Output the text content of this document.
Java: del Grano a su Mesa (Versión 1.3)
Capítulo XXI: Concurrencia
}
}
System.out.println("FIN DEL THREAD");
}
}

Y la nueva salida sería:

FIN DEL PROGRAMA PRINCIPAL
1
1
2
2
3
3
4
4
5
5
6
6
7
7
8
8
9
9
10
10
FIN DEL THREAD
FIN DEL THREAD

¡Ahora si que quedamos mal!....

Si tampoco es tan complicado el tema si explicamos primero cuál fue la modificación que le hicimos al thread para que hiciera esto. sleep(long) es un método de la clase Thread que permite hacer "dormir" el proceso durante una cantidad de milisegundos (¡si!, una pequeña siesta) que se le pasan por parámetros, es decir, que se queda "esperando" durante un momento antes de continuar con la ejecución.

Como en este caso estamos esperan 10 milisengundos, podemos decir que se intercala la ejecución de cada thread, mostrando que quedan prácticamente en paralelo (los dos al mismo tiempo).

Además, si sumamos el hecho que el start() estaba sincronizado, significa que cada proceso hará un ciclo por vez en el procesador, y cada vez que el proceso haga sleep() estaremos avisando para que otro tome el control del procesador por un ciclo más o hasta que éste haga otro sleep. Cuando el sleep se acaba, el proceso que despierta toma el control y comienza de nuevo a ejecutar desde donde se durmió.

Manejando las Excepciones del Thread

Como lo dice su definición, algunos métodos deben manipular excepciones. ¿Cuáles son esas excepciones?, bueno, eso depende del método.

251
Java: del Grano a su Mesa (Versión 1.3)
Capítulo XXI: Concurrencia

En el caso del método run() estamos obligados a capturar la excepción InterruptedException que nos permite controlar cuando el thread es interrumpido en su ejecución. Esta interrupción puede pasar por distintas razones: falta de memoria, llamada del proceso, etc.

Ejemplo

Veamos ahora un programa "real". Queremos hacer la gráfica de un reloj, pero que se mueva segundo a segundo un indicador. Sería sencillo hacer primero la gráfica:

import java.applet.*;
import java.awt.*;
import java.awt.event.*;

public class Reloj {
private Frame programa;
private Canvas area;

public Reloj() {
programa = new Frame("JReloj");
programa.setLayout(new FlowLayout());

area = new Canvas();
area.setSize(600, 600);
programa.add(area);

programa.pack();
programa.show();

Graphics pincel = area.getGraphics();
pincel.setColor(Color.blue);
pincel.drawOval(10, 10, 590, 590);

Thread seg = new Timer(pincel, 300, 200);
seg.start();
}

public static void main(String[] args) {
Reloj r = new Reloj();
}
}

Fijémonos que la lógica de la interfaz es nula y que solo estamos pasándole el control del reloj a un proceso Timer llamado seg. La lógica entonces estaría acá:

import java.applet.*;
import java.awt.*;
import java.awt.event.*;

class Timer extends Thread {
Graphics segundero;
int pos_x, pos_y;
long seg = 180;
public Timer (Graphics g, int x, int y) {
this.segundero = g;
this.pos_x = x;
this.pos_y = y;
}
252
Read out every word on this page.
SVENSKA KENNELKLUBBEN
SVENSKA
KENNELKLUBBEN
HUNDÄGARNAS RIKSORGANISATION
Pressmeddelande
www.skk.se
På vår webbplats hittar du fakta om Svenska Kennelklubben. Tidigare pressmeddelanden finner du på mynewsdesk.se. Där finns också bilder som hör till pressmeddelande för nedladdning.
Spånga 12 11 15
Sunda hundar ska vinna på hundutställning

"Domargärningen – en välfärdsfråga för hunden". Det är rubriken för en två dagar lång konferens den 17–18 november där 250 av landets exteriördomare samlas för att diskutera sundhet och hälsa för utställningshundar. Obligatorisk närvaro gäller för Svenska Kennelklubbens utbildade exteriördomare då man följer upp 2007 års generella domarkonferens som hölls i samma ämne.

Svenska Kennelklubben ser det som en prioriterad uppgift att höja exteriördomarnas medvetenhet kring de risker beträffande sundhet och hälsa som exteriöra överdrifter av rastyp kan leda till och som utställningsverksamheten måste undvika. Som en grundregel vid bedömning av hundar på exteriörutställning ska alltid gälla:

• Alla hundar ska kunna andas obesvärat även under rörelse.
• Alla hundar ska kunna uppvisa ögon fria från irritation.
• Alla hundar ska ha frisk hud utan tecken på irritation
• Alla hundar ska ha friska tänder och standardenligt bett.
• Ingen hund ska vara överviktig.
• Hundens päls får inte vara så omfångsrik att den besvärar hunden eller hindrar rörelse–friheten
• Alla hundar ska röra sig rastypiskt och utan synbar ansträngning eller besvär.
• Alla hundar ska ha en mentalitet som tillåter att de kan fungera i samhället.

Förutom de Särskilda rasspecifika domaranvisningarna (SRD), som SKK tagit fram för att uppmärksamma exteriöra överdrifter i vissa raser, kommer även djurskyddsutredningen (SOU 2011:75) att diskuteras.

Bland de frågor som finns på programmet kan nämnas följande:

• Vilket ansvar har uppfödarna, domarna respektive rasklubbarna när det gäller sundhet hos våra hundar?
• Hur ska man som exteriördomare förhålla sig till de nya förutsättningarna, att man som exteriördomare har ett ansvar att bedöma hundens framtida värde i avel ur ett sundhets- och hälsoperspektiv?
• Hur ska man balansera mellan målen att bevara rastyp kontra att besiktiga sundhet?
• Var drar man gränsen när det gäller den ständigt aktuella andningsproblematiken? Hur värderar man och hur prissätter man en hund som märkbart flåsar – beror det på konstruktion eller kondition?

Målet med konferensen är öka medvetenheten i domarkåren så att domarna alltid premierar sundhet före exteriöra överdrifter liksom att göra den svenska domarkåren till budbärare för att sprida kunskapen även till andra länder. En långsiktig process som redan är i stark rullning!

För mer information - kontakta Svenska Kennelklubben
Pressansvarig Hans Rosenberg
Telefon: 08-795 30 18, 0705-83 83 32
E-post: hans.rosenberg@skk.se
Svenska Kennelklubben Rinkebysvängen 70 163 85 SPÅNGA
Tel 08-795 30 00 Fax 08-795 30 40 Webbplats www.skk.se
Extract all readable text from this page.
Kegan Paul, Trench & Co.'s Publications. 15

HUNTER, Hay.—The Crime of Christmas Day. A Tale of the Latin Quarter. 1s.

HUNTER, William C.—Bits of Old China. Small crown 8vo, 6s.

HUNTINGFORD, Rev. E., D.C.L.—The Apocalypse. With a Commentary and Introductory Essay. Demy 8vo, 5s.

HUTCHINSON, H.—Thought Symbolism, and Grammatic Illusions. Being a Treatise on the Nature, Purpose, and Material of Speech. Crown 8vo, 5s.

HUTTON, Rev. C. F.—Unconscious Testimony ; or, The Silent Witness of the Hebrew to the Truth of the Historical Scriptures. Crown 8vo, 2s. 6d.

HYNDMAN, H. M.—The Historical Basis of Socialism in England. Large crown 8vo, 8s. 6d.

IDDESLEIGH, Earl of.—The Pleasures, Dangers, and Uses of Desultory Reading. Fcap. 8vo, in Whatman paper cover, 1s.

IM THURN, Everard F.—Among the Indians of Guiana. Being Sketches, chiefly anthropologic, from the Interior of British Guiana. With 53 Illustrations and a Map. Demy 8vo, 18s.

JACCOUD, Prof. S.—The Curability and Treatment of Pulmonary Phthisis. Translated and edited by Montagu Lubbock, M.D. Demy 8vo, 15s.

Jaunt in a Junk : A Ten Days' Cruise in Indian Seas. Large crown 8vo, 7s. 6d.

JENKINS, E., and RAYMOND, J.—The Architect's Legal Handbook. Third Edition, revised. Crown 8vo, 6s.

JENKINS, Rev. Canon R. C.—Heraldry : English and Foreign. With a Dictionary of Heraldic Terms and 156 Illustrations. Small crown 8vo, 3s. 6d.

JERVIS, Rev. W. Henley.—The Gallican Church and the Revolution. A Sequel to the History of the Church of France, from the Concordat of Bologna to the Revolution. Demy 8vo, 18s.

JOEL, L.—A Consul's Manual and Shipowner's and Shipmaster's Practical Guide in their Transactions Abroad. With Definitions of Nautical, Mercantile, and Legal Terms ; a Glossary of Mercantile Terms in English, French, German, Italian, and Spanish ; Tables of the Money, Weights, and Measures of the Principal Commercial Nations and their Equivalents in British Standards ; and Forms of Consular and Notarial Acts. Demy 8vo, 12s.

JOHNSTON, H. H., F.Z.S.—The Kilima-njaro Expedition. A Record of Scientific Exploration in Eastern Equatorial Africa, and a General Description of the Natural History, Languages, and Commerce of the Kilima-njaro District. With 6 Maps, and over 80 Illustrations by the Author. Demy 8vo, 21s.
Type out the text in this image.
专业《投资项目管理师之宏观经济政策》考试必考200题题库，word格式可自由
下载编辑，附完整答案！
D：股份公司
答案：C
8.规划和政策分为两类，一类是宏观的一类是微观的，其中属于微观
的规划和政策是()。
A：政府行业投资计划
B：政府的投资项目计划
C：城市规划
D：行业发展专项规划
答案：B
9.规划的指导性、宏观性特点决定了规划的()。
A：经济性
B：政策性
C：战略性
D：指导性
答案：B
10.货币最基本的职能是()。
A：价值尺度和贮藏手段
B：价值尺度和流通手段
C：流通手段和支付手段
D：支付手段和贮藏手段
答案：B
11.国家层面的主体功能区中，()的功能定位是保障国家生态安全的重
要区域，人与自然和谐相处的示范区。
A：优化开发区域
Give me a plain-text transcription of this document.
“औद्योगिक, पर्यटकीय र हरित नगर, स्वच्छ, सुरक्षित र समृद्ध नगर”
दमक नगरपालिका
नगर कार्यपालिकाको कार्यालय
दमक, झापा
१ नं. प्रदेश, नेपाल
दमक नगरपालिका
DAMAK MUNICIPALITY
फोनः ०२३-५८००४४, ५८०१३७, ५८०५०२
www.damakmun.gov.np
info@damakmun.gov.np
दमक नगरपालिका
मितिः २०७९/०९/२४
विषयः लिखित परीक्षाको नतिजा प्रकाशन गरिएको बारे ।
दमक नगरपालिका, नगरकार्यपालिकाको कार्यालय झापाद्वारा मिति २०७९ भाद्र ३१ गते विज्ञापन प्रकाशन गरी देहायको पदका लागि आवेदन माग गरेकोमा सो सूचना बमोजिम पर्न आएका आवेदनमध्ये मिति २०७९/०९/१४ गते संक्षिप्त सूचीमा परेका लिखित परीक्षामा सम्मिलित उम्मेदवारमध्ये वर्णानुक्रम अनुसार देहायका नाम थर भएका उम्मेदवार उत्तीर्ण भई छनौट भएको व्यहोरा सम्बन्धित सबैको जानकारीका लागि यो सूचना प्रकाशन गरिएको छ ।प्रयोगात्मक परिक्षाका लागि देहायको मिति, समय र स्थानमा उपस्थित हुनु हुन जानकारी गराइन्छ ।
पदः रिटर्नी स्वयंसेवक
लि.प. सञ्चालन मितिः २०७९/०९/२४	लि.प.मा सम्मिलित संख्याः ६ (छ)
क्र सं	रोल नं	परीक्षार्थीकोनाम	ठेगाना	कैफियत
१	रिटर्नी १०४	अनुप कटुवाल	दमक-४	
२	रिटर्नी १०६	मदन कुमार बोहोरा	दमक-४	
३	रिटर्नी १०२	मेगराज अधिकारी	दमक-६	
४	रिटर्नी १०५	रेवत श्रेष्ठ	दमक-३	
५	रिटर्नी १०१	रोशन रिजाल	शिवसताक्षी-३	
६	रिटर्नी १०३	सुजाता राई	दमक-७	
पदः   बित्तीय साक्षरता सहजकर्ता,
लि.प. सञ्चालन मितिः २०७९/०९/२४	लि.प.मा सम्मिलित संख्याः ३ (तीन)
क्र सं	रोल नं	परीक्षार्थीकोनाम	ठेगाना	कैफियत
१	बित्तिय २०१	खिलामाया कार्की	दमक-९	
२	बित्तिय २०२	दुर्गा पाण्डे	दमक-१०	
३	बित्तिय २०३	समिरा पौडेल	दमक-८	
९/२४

····················

**TO BE DONE**: Copy all lines from the entries that contain the word "area".

**IN RESPONSE**:
private Canvas area;
area = new Canvas();
area.setSize(600, 600);
programa.add(area);
Graphics pincel = area.getGraphics();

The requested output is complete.